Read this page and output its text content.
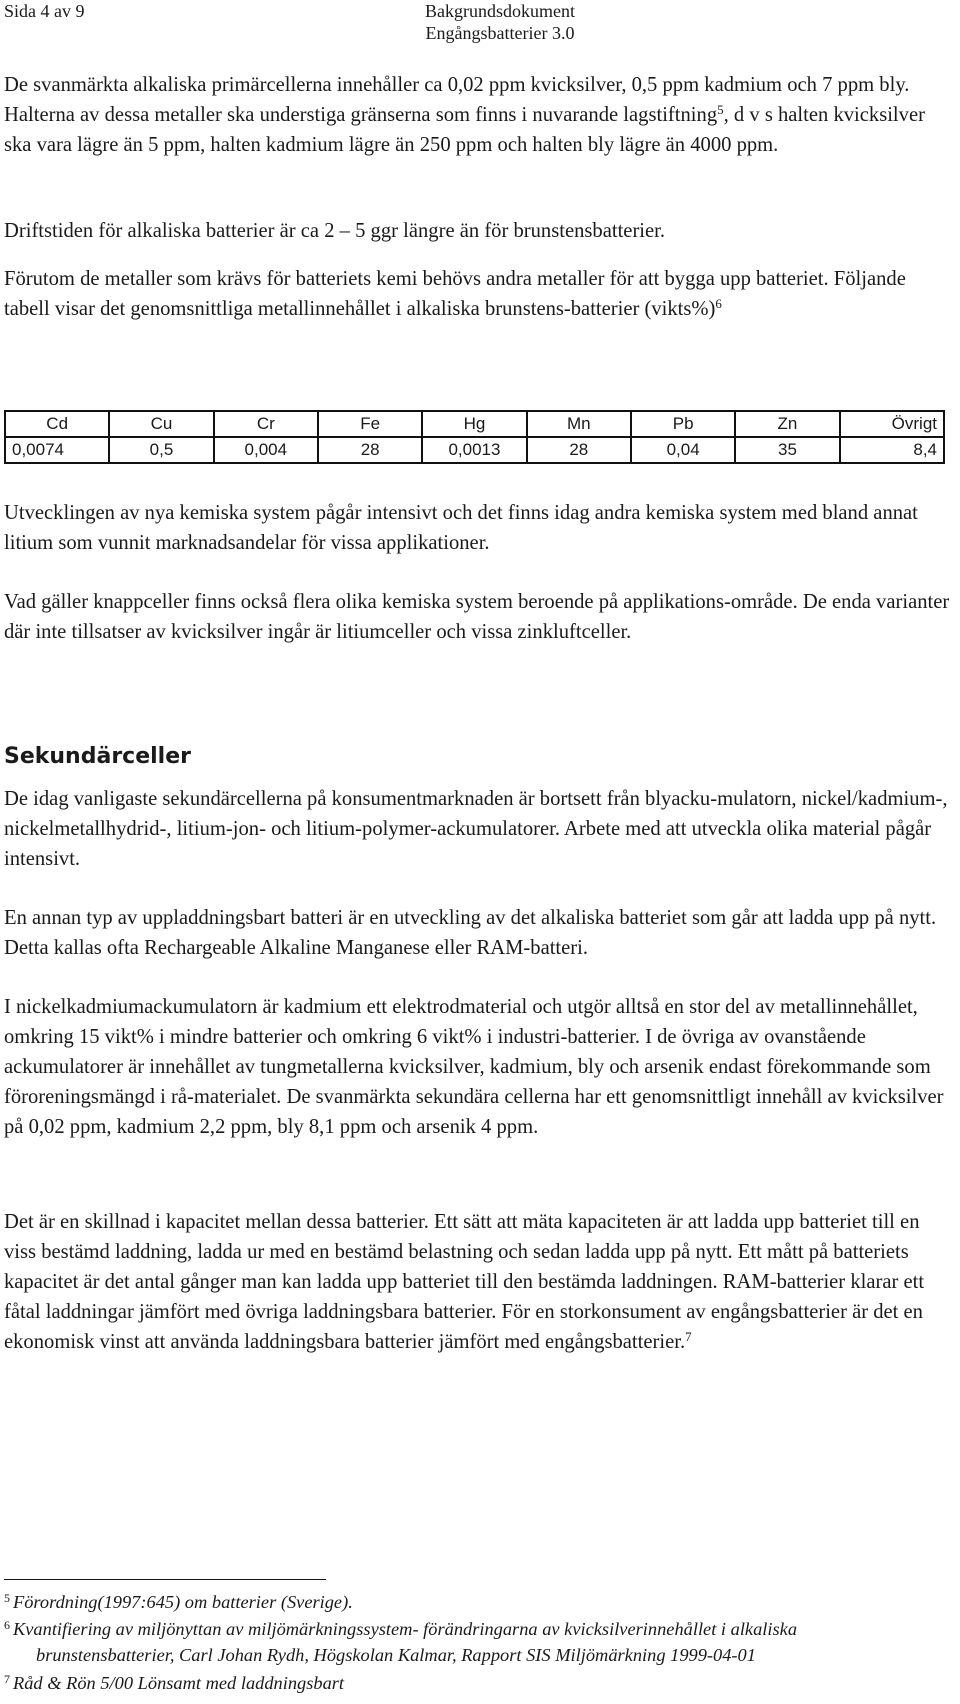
Sida 4 av 9	Bakgrundsdokument
Engångsbatterier 3.0

De svanmärkta alkaliska primärcellerna innehåller ca 0,02 ppm kvicksilver, 0,5 ppm kadmium och 7 ppm bly. Halterna av dessa metaller ska understiga gränserna som finns i nuvarande lagstiftning$^5$, d v s halten kvicksilver ska vara lägre än 5 ppm, halten kadmium lägre än 250 ppm och halten bly lägre än 4000 ppm.

Driftstiden för alkaliska batterier är ca 2 – 5 ggr längre än för brunstensbatterier.

Förutom de metaller som krävs för batteriets kemi behövs andra metaller för att bygga upp batteriet. Följande tabell visar det genomsnittliga metallinnehållet i alkaliska brunstens-batterier (vikts%)$^6$

Cd	Cu	Cr	Fe	Hg	Mn	Pb	Zn	Övrigt
0,0074	0,5	0,004	28	0,0013	28	0,04	35	8,4

Utvecklingen av nya kemiska system pågår intensivt och det finns idag andra kemiska system med bland annat litium som vunnit marknadsandelar för vissa applikationer.

Vad gäller knappceller finns också flera olika kemiska system beroende på applikations-område. De enda varianter där inte tillsatser av kvicksilver ingår är litiumceller och vissa zinkluftceller.

Sekundärceller

De idag vanligaste sekundärcellerna på konsumentmarknaden är bortsett från blyacku-mulatorn, nickel/kadmium-, nickelmetallhydrid-, litium-jon- och litium-polymer-ackumulatorer. Arbete med att utveckla olika material pågår intensivt.

En annan typ av uppladdningsbart batteri är en utveckling av det alkaliska batteriet som går att ladda upp på nytt. Detta kallas ofta Rechargeable Alkaline Manganese eller RAM-batteri.

I nickelkadmiumackumulatorn är kadmium ett elektrodmaterial och utgör alltså en stor del av metallinnehållet, omkring 15 vikt% i mindre batterier och omkring 6 vikt% i industri-batterier. I de övriga av ovanstående ackumulatorer är innehållet av tungmetallerna kvicksilver, kadmium, bly och arsenik endast förekommande som föroreningsmängd i rå-materialet. De svanmärkta sekundära cellerna har ett genomsnittligt innehåll av kvicksilver på 0,02 ppm, kadmium 2,2 ppm, bly 8,1 ppm och arsenik 4 ppm.

Det är en skillnad i kapacitet mellan dessa batterier. Ett sätt att mäta kapaciteten är att ladda upp batteriet till en viss bestämd laddning, ladda ur med en bestämd belastning och sedan ladda upp på nytt. Ett mått på batteriets kapacitet är det antal gånger man kan ladda upp batteriet till den bestämda laddningen. RAM-batterier klarar ett fåtal laddningar jämfört med övriga laddningsbara batterier. För en storkonsument av engångsbatterier är det en ekonomisk vinst att använda laddningsbara batterier jämfört med engångsbatterier.$^7$

$^5$ Förordning(1997:645) om batterier (Sverige).

$^6$ Kvantifiering av miljönyttan av miljömärkningssystem- förändringarna av kvicksilverinnehållet i alkaliska
brunstensbatterier, Carl Johan Rydh, Högskolan Kalmar, Rapport SIS Miljömärkning 1999-04-01

$^7$ Råd & Rön 5/00 Lönsamt med laddningsbart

○ ○ ○ ○ ○

Work instruction
Every line above with the word "olika" belongs in the answer, copied as written.

Finished task
Vad gäller knappceller finns också flera olika kemiska system beroende på applikations-område. De enda varianter där inte tillsatser av kvicksilver ingår är litiumceller och vissa zinkluftceller.
De idag vanligaste sekundärcellerna på konsumentmarknaden är bortsett från blyacku-mulatorn, nickel/kadmium-, nickelmetallhydrid-, litium-jon- och litium-polymer-ackumulatorer. Arbete med att utveckla olika material pågår intensivt.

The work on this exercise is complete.